(Layout dataset entries)
(begin)
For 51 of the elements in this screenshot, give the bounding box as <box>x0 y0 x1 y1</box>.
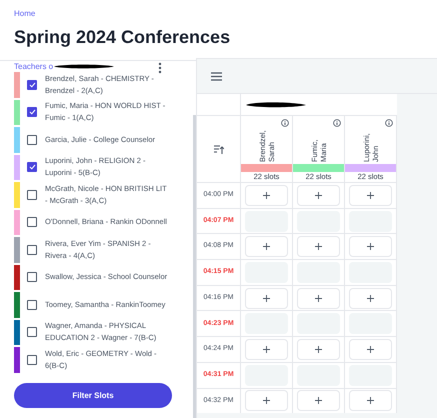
more-icon[interactable] <box>158 62 162 74</box>
unavailable-slot <box>245 313 288 334</box>
unavailable-slot <box>245 262 288 283</box>
checkbox[interactable] <box>27 162 37 172</box>
sort-icon[interactable] <box>214 144 224 154</box>
unavailable-slot <box>245 364 288 386</box>
unavailable-slot <box>297 313 340 334</box>
unavailable-slot <box>349 313 392 334</box>
redaction-mark <box>245 100 307 108</box>
plus-icon <box>367 192 374 199</box>
unavailable-slot <box>349 210 392 232</box>
unavailable-slot <box>349 262 392 283</box>
list-label: Teachers o <box>14 60 54 72</box>
info-icon[interactable] <box>385 119 393 127</box>
unavailable-slot <box>297 364 340 386</box>
info-icon[interactable] <box>333 119 341 127</box>
plus-icon <box>367 346 374 353</box>
plus-icon <box>263 397 270 404</box>
unavailable-slot <box>349 364 392 386</box>
plus-icon <box>263 294 270 302</box>
filter-slots-button[interactable]: Filter Slots <box>14 383 172 408</box>
checkbox[interactable] <box>27 190 37 200</box>
redaction-mark <box>53 63 116 70</box>
checkbox[interactable] <box>27 244 37 255</box>
home-link[interactable]: Home <box>14 9 423 19</box>
unavailable-slot <box>297 262 340 283</box>
unavailable-slot <box>297 210 340 232</box>
plus-icon <box>315 346 322 353</box>
plus-icon <box>367 294 374 302</box>
plus-icon <box>263 192 270 199</box>
plus-icon <box>263 243 270 250</box>
plus-icon <box>315 397 322 404</box>
plus-icon <box>315 294 322 302</box>
checkbox[interactable] <box>27 272 37 282</box>
checkbox[interactable] <box>27 300 37 310</box>
page-title: Spring 2024 Conferences <box>14 26 230 49</box>
plus-icon <box>367 243 374 250</box>
checkbox[interactable] <box>27 354 37 365</box>
plus-icon <box>315 192 322 199</box>
menu-icon[interactable] <box>211 72 222 80</box>
unavailable-slot <box>245 210 288 232</box>
checkbox[interactable] <box>27 217 37 228</box>
checkbox[interactable] <box>27 327 37 338</box>
plus-icon <box>367 397 374 404</box>
checkbox[interactable] <box>27 80 37 90</box>
checkbox[interactable] <box>27 107 37 118</box>
info-icon[interactable] <box>281 119 289 127</box>
scrollbar[interactable] <box>193 115 196 418</box>
plus-icon <box>315 243 322 250</box>
checkbox[interactable] <box>27 134 37 145</box>
plus-icon <box>263 346 270 353</box>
(end)
Problem description – Print the material above line for line and character for character, leaving out the picture.

Answer for this exercise –
For 51 of the elements in this screenshot, give the bounding box as <box>x0 y0 x1 y1</box>.
more-icon[interactable] <box>158 62 162 74</box>
unavailable-slot <box>245 313 288 334</box>
unavailable-slot <box>245 262 288 283</box>
checkbox[interactable] <box>27 162 37 172</box>
sort-icon[interactable] <box>214 144 224 154</box>
unavailable-slot <box>245 364 288 386</box>
unavailable-slot <box>297 313 340 334</box>
unavailable-slot <box>349 313 392 334</box>
redaction-mark <box>245 100 307 108</box>
plus-icon <box>367 192 374 199</box>
unavailable-slot <box>349 210 392 232</box>
unavailable-slot <box>349 262 392 283</box>
list-label: Teachers o <box>14 60 54 72</box>
info-icon[interactable] <box>385 119 393 127</box>
unavailable-slot <box>297 364 340 386</box>
info-icon[interactable] <box>333 119 341 127</box>
plus-icon <box>367 346 374 353</box>
plus-icon <box>263 397 270 404</box>
unavailable-slot <box>349 364 392 386</box>
plus-icon <box>263 294 270 302</box>
filter-slots-button[interactable]: Filter Slots <box>14 383 172 408</box>
checkbox[interactable] <box>27 190 37 200</box>
redaction-mark <box>53 63 116 70</box>
checkbox[interactable] <box>27 244 37 255</box>
home-link[interactable]: Home <box>14 9 423 19</box>
unavailable-slot <box>297 262 340 283</box>
unavailable-slot <box>297 210 340 232</box>
plus-icon <box>315 346 322 353</box>
plus-icon <box>367 294 374 302</box>
plus-icon <box>263 192 270 199</box>
plus-icon <box>263 243 270 250</box>
plus-icon <box>315 397 322 404</box>
plus-icon <box>315 294 322 302</box>
checkbox[interactable] <box>27 272 37 282</box>
checkbox[interactable] <box>27 300 37 310</box>
page-title: Spring 2024 Conferences <box>14 26 230 49</box>
plus-icon <box>367 243 374 250</box>
checkbox[interactable] <box>27 354 37 365</box>
plus-icon <box>315 192 322 199</box>
menu-icon[interactable] <box>211 72 222 80</box>
unavailable-slot <box>245 210 288 232</box>
checkbox[interactable] <box>27 217 37 228</box>
checkbox[interactable] <box>27 327 37 338</box>
plus-icon <box>367 397 374 404</box>
checkbox[interactable] <box>27 80 37 90</box>
checkbox[interactable] <box>27 107 37 118</box>
info-icon[interactable] <box>281 119 289 127</box>
scrollbar[interactable] <box>193 115 196 418</box>
plus-icon <box>315 243 322 250</box>
checkbox[interactable] <box>27 134 37 145</box>
plus-icon <box>263 346 270 353</box>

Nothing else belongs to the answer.